Repeat exactly each line of the data provided below.

■ RECORDS FOR THE EXERCISE
..........
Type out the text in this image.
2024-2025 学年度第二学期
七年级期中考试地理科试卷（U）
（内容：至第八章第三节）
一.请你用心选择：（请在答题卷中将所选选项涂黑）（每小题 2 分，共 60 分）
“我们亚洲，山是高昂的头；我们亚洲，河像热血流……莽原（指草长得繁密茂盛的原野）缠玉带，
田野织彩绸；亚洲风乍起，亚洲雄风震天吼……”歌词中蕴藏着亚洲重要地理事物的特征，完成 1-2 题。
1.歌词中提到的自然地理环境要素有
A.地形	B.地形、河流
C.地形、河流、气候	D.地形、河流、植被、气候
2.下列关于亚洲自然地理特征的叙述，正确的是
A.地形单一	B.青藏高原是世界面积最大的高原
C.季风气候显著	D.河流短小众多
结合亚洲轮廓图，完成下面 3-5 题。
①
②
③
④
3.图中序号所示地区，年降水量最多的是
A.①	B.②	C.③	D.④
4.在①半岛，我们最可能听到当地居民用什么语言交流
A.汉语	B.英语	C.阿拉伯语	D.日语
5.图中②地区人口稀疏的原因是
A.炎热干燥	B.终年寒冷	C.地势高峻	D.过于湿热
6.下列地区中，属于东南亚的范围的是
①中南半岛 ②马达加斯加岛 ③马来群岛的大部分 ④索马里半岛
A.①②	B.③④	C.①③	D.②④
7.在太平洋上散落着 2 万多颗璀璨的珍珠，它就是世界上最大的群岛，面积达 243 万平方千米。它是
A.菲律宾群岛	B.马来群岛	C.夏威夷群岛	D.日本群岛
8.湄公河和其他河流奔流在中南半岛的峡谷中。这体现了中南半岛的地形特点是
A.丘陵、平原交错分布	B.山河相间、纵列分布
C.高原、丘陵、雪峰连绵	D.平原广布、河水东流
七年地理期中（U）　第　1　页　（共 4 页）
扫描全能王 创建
..........
■ WRITTEN SOLUTION
Type out the text in this image.
2024-2025 学年度第二学期
七年级期中考试地理科试卷（U）
（内容：至第八章第三节）
一.请你用心选择：（请在答题卷中将所选选项涂黑）（每小题 2 分，共 60 分）
“我们亚洲，山是高昂的头；我们亚洲，河像热血流……莽原（指草长得繁密茂盛的原野）缠玉带，
田野织彩绸；亚洲风乍起，亚洲雄风震天吼……”歌词中蕴藏着亚洲重要地理事物的特征，完成 1-2 题。
1.歌词中提到的自然地理环境要素有
A.地形	B.地形、河流
C.地形、河流、气候	D.地形、河流、植被、气候
2.下列关于亚洲自然地理特征的叙述，正确的是
A.地形单一	B.青藏高原是世界面积最大的高原
C.季风气候显著	D.河流短小众多
结合亚洲轮廓图，完成下面 3-5 题。
①
②
③
④
3.图中序号所示地区，年降水量最多的是
A.①	B.②	C.③	D.④
4.在①半岛，我们最可能听到当地居民用什么语言交流
A.汉语	B.英语	C.阿拉伯语	D.日语
5.图中②地区人口稀疏的原因是
A.炎热干燥	B.终年寒冷	C.地势高峻	D.过于湿热
6.下列地区中，属于东南亚的范围的是
①中南半岛 ②马达加斯加岛 ③马来群岛的大部分 ④索马里半岛
A.①②	B.③④	C.①③	D.②④
7.在太平洋上散落着 2 万多颗璀璨的珍珠，它就是世界上最大的群岛，面积达 243 万平方千米。它是
A.菲律宾群岛	B.马来群岛	C.夏威夷群岛	D.日本群岛
8.湄公河和其他河流奔流在中南半岛的峡谷中。这体现了中南半岛的地形特点是
A.丘陵、平原交错分布	B.山河相间、纵列分布
C.高原、丘陵、雪峰连绵	D.平原广布、河水东流
七年地理期中（U）　第　1　页　（共 4 页）
扫描全能王 创建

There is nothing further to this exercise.